Problem to work on> Copy every record below, exactly as written.
====== Dataset entries
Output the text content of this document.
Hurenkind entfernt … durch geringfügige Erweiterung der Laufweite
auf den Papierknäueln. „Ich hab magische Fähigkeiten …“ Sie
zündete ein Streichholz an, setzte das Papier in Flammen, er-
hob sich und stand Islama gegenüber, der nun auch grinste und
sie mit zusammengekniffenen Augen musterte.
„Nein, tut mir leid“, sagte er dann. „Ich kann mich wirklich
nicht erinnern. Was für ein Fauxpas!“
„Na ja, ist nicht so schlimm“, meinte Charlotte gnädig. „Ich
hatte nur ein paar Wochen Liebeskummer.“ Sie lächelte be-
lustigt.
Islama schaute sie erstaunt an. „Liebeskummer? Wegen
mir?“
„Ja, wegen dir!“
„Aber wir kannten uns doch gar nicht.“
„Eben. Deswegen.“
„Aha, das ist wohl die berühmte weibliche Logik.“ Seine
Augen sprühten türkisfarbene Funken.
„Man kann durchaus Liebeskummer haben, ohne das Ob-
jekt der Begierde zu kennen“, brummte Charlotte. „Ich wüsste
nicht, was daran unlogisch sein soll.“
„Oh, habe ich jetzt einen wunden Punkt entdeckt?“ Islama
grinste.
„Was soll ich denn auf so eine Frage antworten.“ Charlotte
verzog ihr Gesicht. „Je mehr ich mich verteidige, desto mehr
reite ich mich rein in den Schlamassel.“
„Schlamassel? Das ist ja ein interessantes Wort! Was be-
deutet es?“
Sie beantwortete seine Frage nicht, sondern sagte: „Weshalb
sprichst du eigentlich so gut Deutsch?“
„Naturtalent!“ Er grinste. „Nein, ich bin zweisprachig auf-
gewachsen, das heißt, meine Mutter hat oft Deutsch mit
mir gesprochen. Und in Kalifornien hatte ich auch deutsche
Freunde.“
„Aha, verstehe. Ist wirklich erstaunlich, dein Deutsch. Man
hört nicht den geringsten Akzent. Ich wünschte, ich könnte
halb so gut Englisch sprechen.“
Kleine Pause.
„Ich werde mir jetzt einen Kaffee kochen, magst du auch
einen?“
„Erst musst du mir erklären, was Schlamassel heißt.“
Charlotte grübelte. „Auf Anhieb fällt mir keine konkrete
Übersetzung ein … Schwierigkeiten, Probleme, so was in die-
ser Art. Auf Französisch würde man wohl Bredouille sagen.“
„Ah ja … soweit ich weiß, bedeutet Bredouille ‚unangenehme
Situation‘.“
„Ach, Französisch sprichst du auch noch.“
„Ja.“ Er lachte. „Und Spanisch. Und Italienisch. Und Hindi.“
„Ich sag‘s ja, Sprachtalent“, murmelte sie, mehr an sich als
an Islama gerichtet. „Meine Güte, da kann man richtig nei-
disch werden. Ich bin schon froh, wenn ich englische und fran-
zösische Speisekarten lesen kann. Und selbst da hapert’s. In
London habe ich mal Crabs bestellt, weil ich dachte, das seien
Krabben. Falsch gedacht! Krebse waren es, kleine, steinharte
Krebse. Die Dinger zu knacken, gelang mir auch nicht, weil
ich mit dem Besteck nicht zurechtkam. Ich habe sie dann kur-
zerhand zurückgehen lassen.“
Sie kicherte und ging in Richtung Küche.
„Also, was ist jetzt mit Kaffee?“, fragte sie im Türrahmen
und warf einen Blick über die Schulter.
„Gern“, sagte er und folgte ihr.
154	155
============
Task response>
Output the text content of this document.
Hurenkind entfernt … durch geringfügige Erweiterung der Laufweite
auf den Papierknäueln. „Ich hab magische Fähigkeiten …“ Sie
zündete ein Streichholz an, setzte das Papier in Flammen, er-
hob sich und stand Islama gegenüber, der nun auch grinste und
sie mit zusammengekniffenen Augen musterte.
„Nein, tut mir leid“, sagte er dann. „Ich kann mich wirklich
nicht erinnern. Was für ein Fauxpas!“
„Na ja, ist nicht so schlimm“, meinte Charlotte gnädig. „Ich
hatte nur ein paar Wochen Liebeskummer.“ Sie lächelte be-
lustigt.
Islama schaute sie erstaunt an. „Liebeskummer? Wegen
mir?“
„Ja, wegen dir!“
„Aber wir kannten uns doch gar nicht.“
„Eben. Deswegen.“
„Aha, das ist wohl die berühmte weibliche Logik.“ Seine
Augen sprühten türkisfarbene Funken.
„Man kann durchaus Liebeskummer haben, ohne das Ob-
jekt der Begierde zu kennen“, brummte Charlotte. „Ich wüsste
nicht, was daran unlogisch sein soll.“
„Oh, habe ich jetzt einen wunden Punkt entdeckt?“ Islama
grinste.
„Was soll ich denn auf so eine Frage antworten.“ Charlotte
verzog ihr Gesicht. „Je mehr ich mich verteidige, desto mehr
reite ich mich rein in den Schlamassel.“
„Schlamassel? Das ist ja ein interessantes Wort! Was be-
deutet es?“
Sie beantwortete seine Frage nicht, sondern sagte: „Weshalb
sprichst du eigentlich so gut Deutsch?“
„Naturtalent!“ Er grinste. „Nein, ich bin zweisprachig auf-
gewachsen, das heißt, meine Mutter hat oft Deutsch mit
mir gesprochen. Und in Kalifornien hatte ich auch deutsche
Freunde.“
„Aha, verstehe. Ist wirklich erstaunlich, dein Deutsch. Man
hört nicht den geringsten Akzent. Ich wünschte, ich könnte
halb so gut Englisch sprechen.“
Kleine Pause.
„Ich werde mir jetzt einen Kaffee kochen, magst du auch
einen?“
„Erst musst du mir erklären, was Schlamassel heißt.“
Charlotte grübelte. „Auf Anhieb fällt mir keine konkrete
Übersetzung ein … Schwierigkeiten, Probleme, so was in die-
ser Art. Auf Französisch würde man wohl Bredouille sagen.“
„Ah ja … soweit ich weiß, bedeutet Bredouille ‚unangenehme
Situation‘.“
„Ach, Französisch sprichst du auch noch.“
„Ja.“ Er lachte. „Und Spanisch. Und Italienisch. Und Hindi.“
„Ich sag‘s ja, Sprachtalent“, murmelte sie, mehr an sich als
an Islama gerichtet. „Meine Güte, da kann man richtig nei-
disch werden. Ich bin schon froh, wenn ich englische und fran-
zösische Speisekarten lesen kann. Und selbst da hapert’s. In
London habe ich mal Crabs bestellt, weil ich dachte, das seien
Krabben. Falsch gedacht! Krebse waren es, kleine, steinharte
Krebse. Die Dinger zu knacken, gelang mir auch nicht, weil
ich mit dem Besteck nicht zurechtkam. Ich habe sie dann kur-
zerhand zurückgehen lassen.“
Sie kicherte und ging in Richtung Küche.
„Also, was ist jetzt mit Kaffee?“, fragte sie im Türrahmen
und warf einen Blick über die Schulter.
„Gern“, sagte er und folgte ihr.
154	155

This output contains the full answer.